**Given instruction**
Copy out the data below as written; omit any images.

**Available data**
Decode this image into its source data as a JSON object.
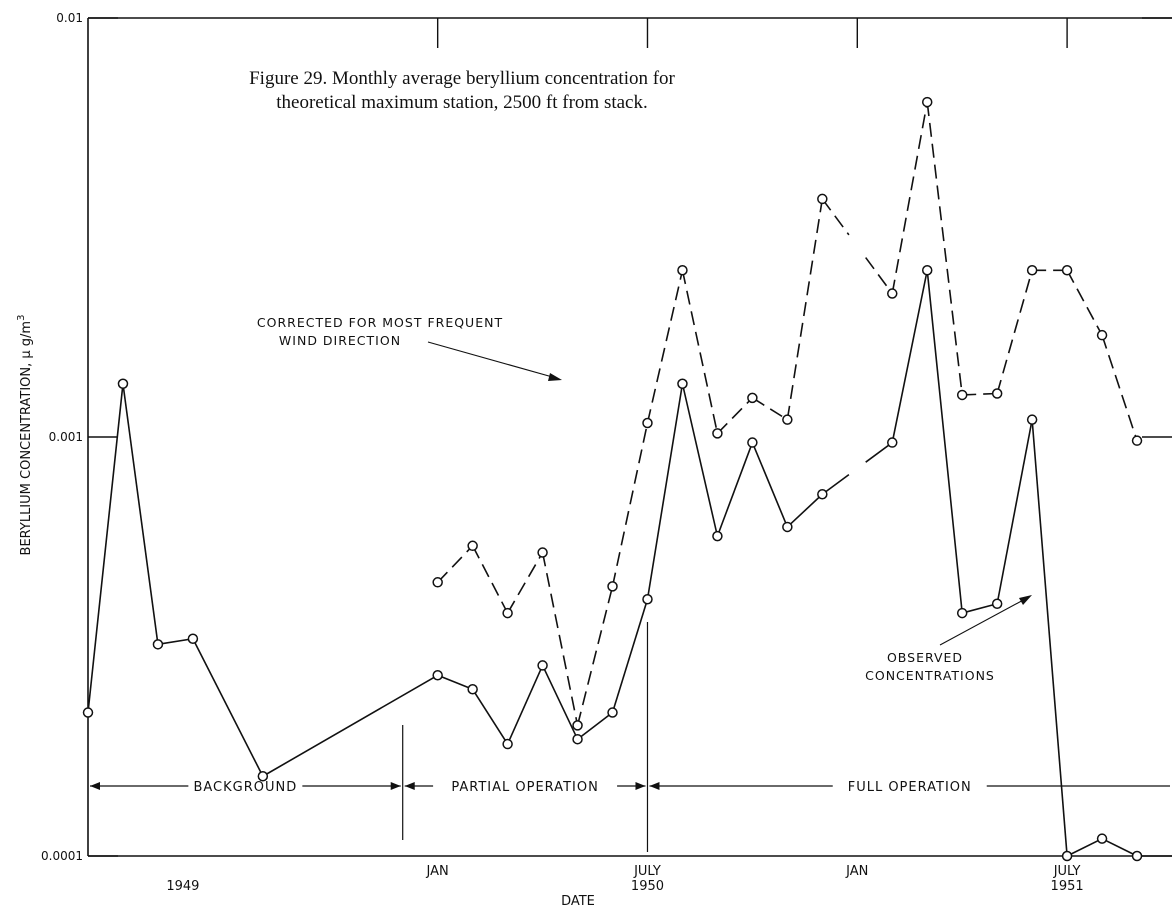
{
  "chart_data": {
    "type": "line",
    "title": "Figure 29. Monthly average beryllium concentration for",
    "subtitle": "theoretical maximum station, 2500 ft from stack.",
    "xlabel": "DATE",
    "ylabel": "BERYLLIUM  CONCENTRATION, μ g/m",
    "ylabel_sup": "3",
    "y_scale": "log",
    "ylim": [
      0.0001,
      0.01
    ],
    "y_ticks": [
      "0.01",
      "0.001",
      "0.0001"
    ],
    "x_range": [
      "1949-03",
      "1951-10"
    ],
    "x_ticks": [
      {
        "label": "JAN",
        "date": "1950-01"
      },
      {
        "label": "JULY",
        "date": "1950-07"
      },
      {
        "label": "JAN",
        "date": "1951-01"
      },
      {
        "label": "JULY",
        "date": "1951-07"
      }
    ],
    "year_labels": [
      {
        "label": "1949",
        "date": "1949-06"
      },
      {
        "label": "1950",
        "date": "1950-07"
      },
      {
        "label": "1951",
        "date": "1951-07"
      }
    ],
    "series": [
      {
        "style": "solid",
        "points": [
          {
            "date": "1949-03",
            "value": 0.00022
          },
          {
            "date": "1949-04",
            "value": 0.00134
          },
          {
            "date": "1949-05",
            "value": 0.00032
          },
          {
            "date": "1949-06",
            "value": 0.00033
          },
          {
            "date": "1949-08",
            "value": 0.000155
          },
          {
            "date": "1950-01",
            "value": 0.00027
          },
          {
            "date": "1950-02",
            "value": 0.00025
          },
          {
            "date": "1950-03",
            "value": 0.000185
          },
          {
            "date": "1950-04",
            "value": 0.000285
          },
          {
            "date": "1950-05",
            "value": 0.00019
          },
          {
            "date": "1950-06",
            "value": 0.00022
          },
          {
            "date": "1950-07",
            "value": 0.00041
          },
          {
            "date": "1950-08",
            "value": 0.00134
          },
          {
            "date": "1950-09",
            "value": 0.00058
          },
          {
            "date": "1950-10",
            "value": 0.00097
          },
          {
            "date": "1950-11",
            "value": 0.00061
          },
          {
            "date": "1950-12",
            "value": 0.00073
          },
          {
            "date": "1951-02",
            "value": 0.00097
          },
          {
            "date": "1951-03",
            "value": 0.0025
          },
          {
            "date": "1951-04",
            "value": 0.00038
          },
          {
            "date": "1951-05",
            "value": 0.0004
          },
          {
            "date": "1951-06",
            "value": 0.0011
          },
          {
            "date": "1951-07",
            "value": 0.0001
          },
          {
            "date": "1951-08",
            "value": 0.00011
          },
          {
            "date": "1951-09",
            "value": 0.0001
          }
        ],
        "gaps": [
          [
            "1950-12",
            "1951-02"
          ]
        ]
      },
      {
        "style": "dashed",
        "points": [
          {
            "date": "1950-01",
            "value": 0.00045
          },
          {
            "date": "1950-02",
            "value": 0.00055
          },
          {
            "date": "1950-03",
            "value": 0.00038
          },
          {
            "date": "1950-04",
            "value": 0.00053
          },
          {
            "date": "1950-05",
            "value": 0.000205
          },
          {
            "date": "1950-06",
            "value": 0.00044
          },
          {
            "date": "1950-07",
            "value": 0.00108
          },
          {
            "date": "1950-08",
            "value": 0.0025
          },
          {
            "date": "1950-09",
            "value": 0.00102
          },
          {
            "date": "1950-10",
            "value": 0.00124
          },
          {
            "date": "1950-11",
            "value": 0.0011
          },
          {
            "date": "1950-12",
            "value": 0.0037
          },
          {
            "date": "1951-02",
            "value": 0.0022
          },
          {
            "date": "1951-03",
            "value": 0.0063
          },
          {
            "date": "1951-04",
            "value": 0.00126
          },
          {
            "date": "1951-05",
            "value": 0.00127
          },
          {
            "date": "1951-06",
            "value": 0.0025
          },
          {
            "date": "1951-07",
            "value": 0.0025
          },
          {
            "date": "1951-08",
            "value": 0.00175
          },
          {
            "date": "1951-09",
            "value": 0.00098
          }
        ],
        "gaps": [
          [
            "1950-12",
            "1951-02"
          ]
        ]
      }
    ],
    "annotations": [
      {
        "label": "CORRECTED FOR MOST FREQUENT",
        "label2": "WIND DIRECTION",
        "series": 1
      },
      {
        "label": "OBSERVED",
        "label2": "CONCENTRATIONS",
        "series": 0
      }
    ],
    "periods": [
      {
        "label": "BACKGROUND",
        "start": "1949-03",
        "end": "1949-12"
      },
      {
        "label": "PARTIAL OPERATION",
        "start": "1949-12",
        "end": "1950-07"
      },
      {
        "label": "FULL OPERATION",
        "start": "1950-07",
        "end": "1951-10"
      }
    ]
  }
}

**Solution for this task**
Decode this image into its source data as a JSON object.
{
  "chart_data": {
    "type": "line",
    "title": "Figure 29. Monthly average beryllium concentration for",
    "subtitle": "theoretical maximum station, 2500 ft from stack.",
    "xlabel": "DATE",
    "ylabel": "BERYLLIUM  CONCENTRATION, μ g/m",
    "ylabel_sup": "3",
    "y_scale": "log",
    "ylim": [
      0.0001,
      0.01
    ],
    "y_ticks": [
      "0.01",
      "0.001",
      "0.0001"
    ],
    "x_range": [
      "1949-03",
      "1951-10"
    ],
    "x_ticks": [
      {
        "label": "JAN",
        "date": "1950-01"
      },
      {
        "label": "JULY",
        "date": "1950-07"
      },
      {
        "label": "JAN",
        "date": "1951-01"
      },
      {
        "label": "JULY",
        "date": "1951-07"
      }
    ],
    "year_labels": [
      {
        "label": "1949",
        "date": "1949-06"
      },
      {
        "label": "1950",
        "date": "1950-07"
      },
      {
        "label": "1951",
        "date": "1951-07"
      }
    ],
    "series": [
      {
        "style": "solid",
        "points": [
          {
            "date": "1949-03",
            "value": 0.00022
          },
          {
            "date": "1949-04",
            "value": 0.00134
          },
          {
            "date": "1949-05",
            "value": 0.00032
          },
          {
            "date": "1949-06",
            "value": 0.00033
          },
          {
            "date": "1949-08",
            "value": 0.000155
          },
          {
            "date": "1950-01",
            "value": 0.00027
          },
          {
            "date": "1950-02",
            "value": 0.00025
          },
          {
            "date": "1950-03",
            "value": 0.000185
          },
          {
            "date": "1950-04",
            "value": 0.000285
          },
          {
            "date": "1950-05",
            "value": 0.00019
          },
          {
            "date": "1950-06",
            "value": 0.00022
          },
          {
            "date": "1950-07",
            "value": 0.00041
          },
          {
            "date": "1950-08",
            "value": 0.00134
          },
          {
            "date": "1950-09",
            "value": 0.00058
          },
          {
            "date": "1950-10",
            "value": 0.00097
          },
          {
            "date": "1950-11",
            "value": 0.00061
          },
          {
            "date": "1950-12",
            "value": 0.00073
          },
          {
            "date": "1951-02",
            "value": 0.00097
          },
          {
            "date": "1951-03",
            "value": 0.0025
          },
          {
            "date": "1951-04",
            "value": 0.00038
          },
          {
            "date": "1951-05",
            "value": 0.0004
          },
          {
            "date": "1951-06",
            "value": 0.0011
          },
          {
            "date": "1951-07",
            "value": 0.0001
          },
          {
            "date": "1951-08",
            "value": 0.00011
          },
          {
            "date": "1951-09",
            "value": 0.0001
          }
        ],
        "gaps": [
          [
            "1950-12",
            "1951-02"
          ]
        ]
      },
      {
        "style": "dashed",
        "points": [
          {
            "date": "1950-01",
            "value": 0.00045
          },
          {
            "date": "1950-02",
            "value": 0.00055
          },
          {
            "date": "1950-03",
            "value": 0.00038
          },
          {
            "date": "1950-04",
            "value": 0.00053
          },
          {
            "date": "1950-05",
            "value": 0.000205
          },
          {
            "date": "1950-06",
            "value": 0.00044
          },
          {
            "date": "1950-07",
            "value": 0.00108
          },
          {
            "date": "1950-08",
            "value": 0.0025
          },
          {
            "date": "1950-09",
            "value": 0.00102
          },
          {
            "date": "1950-10",
            "value": 0.00124
          },
          {
            "date": "1950-11",
            "value": 0.0011
          },
          {
            "date": "1950-12",
            "value": 0.0037
          },
          {
            "date": "1951-02",
            "value": 0.0022
          },
          {
            "date": "1951-03",
            "value": 0.0063
          },
          {
            "date": "1951-04",
            "value": 0.00126
          },
          {
            "date": "1951-05",
            "value": 0.00127
          },
          {
            "date": "1951-06",
            "value": 0.0025
          },
          {
            "date": "1951-07",
            "value": 0.0025
          },
          {
            "date": "1951-08",
            "value": 0.00175
          },
          {
            "date": "1951-09",
            "value": 0.00098
          }
        ],
        "gaps": [
          [
            "1950-12",
            "1951-02"
          ]
        ]
      }
    ],
    "annotations": [
      {
        "label": "CORRECTED FOR MOST FREQUENT",
        "label2": "WIND DIRECTION",
        "series": 1
      },
      {
        "label": "OBSERVED",
        "label2": "CONCENTRATIONS",
        "series": 0
      }
    ],
    "periods": [
      {
        "label": "BACKGROUND",
        "start": "1949-03",
        "end": "1949-12"
      },
      {
        "label": "PARTIAL OPERATION",
        "start": "1949-12",
        "end": "1950-07"
      },
      {
        "label": "FULL OPERATION",
        "start": "1950-07",
        "end": "1951-10"
      }
    ]
  }
}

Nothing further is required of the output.